**PROBLEM TO WORK ON:** Output the data that follows exactly, line for line.

------------------------------------------------

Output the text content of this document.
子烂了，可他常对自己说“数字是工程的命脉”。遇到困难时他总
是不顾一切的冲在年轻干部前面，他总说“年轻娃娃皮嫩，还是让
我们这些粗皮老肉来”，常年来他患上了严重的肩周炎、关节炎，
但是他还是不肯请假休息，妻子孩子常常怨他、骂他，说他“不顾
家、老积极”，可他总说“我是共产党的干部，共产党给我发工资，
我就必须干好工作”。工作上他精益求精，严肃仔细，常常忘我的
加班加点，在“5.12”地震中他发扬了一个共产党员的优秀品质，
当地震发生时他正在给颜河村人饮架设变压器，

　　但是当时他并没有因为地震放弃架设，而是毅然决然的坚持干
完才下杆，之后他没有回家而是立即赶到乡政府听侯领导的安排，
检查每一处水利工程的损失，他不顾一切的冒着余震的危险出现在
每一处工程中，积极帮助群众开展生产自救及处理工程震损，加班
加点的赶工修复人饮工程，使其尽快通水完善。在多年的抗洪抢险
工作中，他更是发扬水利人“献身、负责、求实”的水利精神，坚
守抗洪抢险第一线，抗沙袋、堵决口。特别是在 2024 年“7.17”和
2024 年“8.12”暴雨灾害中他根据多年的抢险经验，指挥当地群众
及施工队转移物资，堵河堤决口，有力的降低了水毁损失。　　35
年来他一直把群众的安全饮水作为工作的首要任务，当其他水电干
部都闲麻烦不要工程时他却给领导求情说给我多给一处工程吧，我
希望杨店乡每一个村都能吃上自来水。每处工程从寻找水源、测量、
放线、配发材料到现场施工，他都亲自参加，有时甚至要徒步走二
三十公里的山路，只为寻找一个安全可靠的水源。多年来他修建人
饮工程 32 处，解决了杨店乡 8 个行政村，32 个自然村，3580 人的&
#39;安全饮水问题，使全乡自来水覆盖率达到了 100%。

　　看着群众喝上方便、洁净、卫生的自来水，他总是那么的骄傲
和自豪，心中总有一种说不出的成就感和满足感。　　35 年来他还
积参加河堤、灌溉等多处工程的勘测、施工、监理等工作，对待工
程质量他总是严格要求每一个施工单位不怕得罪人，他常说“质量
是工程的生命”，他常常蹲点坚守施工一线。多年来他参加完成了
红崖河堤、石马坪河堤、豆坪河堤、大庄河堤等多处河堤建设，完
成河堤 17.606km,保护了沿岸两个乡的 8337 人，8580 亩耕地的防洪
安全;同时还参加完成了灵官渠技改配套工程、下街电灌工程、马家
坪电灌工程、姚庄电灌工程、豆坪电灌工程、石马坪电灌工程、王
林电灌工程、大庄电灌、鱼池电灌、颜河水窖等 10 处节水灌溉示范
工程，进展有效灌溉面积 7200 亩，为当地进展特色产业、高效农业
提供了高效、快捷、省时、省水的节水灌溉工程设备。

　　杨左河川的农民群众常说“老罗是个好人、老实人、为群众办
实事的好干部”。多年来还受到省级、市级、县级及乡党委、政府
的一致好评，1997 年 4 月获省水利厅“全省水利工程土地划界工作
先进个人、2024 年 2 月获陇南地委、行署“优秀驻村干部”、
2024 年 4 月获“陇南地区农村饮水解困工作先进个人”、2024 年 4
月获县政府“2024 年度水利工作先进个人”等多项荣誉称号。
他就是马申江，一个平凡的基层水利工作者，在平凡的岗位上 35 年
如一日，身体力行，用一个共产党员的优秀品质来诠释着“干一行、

------------------------------------------------

**WRITTEN ANSWER:**
Output the text content of this document.
子烂了，可他常对自己说“数字是工程的命脉”。遇到困难时他总
是不顾一切的冲在年轻干部前面，他总说“年轻娃娃皮嫩，还是让
我们这些粗皮老肉来”，常年来他患上了严重的肩周炎、关节炎，
但是他还是不肯请假休息，妻子孩子常常怨他、骂他，说他“不顾
家、老积极”，可他总说“我是共产党的干部，共产党给我发工资，
我就必须干好工作”。工作上他精益求精，严肃仔细，常常忘我的
加班加点，在“5.12”地震中他发扬了一个共产党员的优秀品质，
当地震发生时他正在给颜河村人饮架设变压器，

　　但是当时他并没有因为地震放弃架设，而是毅然决然的坚持干
完才下杆，之后他没有回家而是立即赶到乡政府听侯领导的安排，
检查每一处水利工程的损失，他不顾一切的冒着余震的危险出现在
每一处工程中，积极帮助群众开展生产自救及处理工程震损，加班
加点的赶工修复人饮工程，使其尽快通水完善。在多年的抗洪抢险
工作中，他更是发扬水利人“献身、负责、求实”的水利精神，坚
守抗洪抢险第一线，抗沙袋、堵决口。特别是在 2024 年“7.17”和
2024 年“8.12”暴雨灾害中他根据多年的抢险经验，指挥当地群众
及施工队转移物资，堵河堤决口，有力的降低了水毁损失。　　35
年来他一直把群众的安全饮水作为工作的首要任务，当其他水电干
部都闲麻烦不要工程时他却给领导求情说给我多给一处工程吧，我
希望杨店乡每一个村都能吃上自来水。每处工程从寻找水源、测量、
放线、配发材料到现场施工，他都亲自参加，有时甚至要徒步走二
三十公里的山路，只为寻找一个安全可靠的水源。多年来他修建人
饮工程 32 处，解决了杨店乡 8 个行政村，32 个自然村，3580 人的&
#39;安全饮水问题，使全乡自来水覆盖率达到了 100%。

　　看着群众喝上方便、洁净、卫生的自来水，他总是那么的骄傲
和自豪，心中总有一种说不出的成就感和满足感。　　35 年来他还
积参加河堤、灌溉等多处工程的勘测、施工、监理等工作，对待工
程质量他总是严格要求每一个施工单位不怕得罪人，他常说“质量
是工程的生命”，他常常蹲点坚守施工一线。多年来他参加完成了
红崖河堤、石马坪河堤、豆坪河堤、大庄河堤等多处河堤建设，完
成河堤 17.606km,保护了沿岸两个乡的 8337 人，8580 亩耕地的防洪
安全;同时还参加完成了灵官渠技改配套工程、下街电灌工程、马家
坪电灌工程、姚庄电灌工程、豆坪电灌工程、石马坪电灌工程、王
林电灌工程、大庄电灌、鱼池电灌、颜河水窖等 10 处节水灌溉示范
工程，进展有效灌溉面积 7200 亩，为当地进展特色产业、高效农业
提供了高效、快捷、省时、省水的节水灌溉工程设备。

　　杨左河川的农民群众常说“老罗是个好人、老实人、为群众办
实事的好干部”。多年来还受到省级、市级、县级及乡党委、政府
的一致好评，1997 年 4 月获省水利厅“全省水利工程土地划界工作
先进个人、2024 年 2 月获陇南地委、行署“优秀驻村干部”、
2024 年 4 月获“陇南地区农村饮水解困工作先进个人”、2024 年 4
月获县政府“2024 年度水利工作先进个人”等多项荣誉称号。
他就是马申江，一个平凡的基层水利工作者，在平凡的岗位上 35 年
如一日，身体力行，用一个共产党员的优秀品质来诠释着“干一行、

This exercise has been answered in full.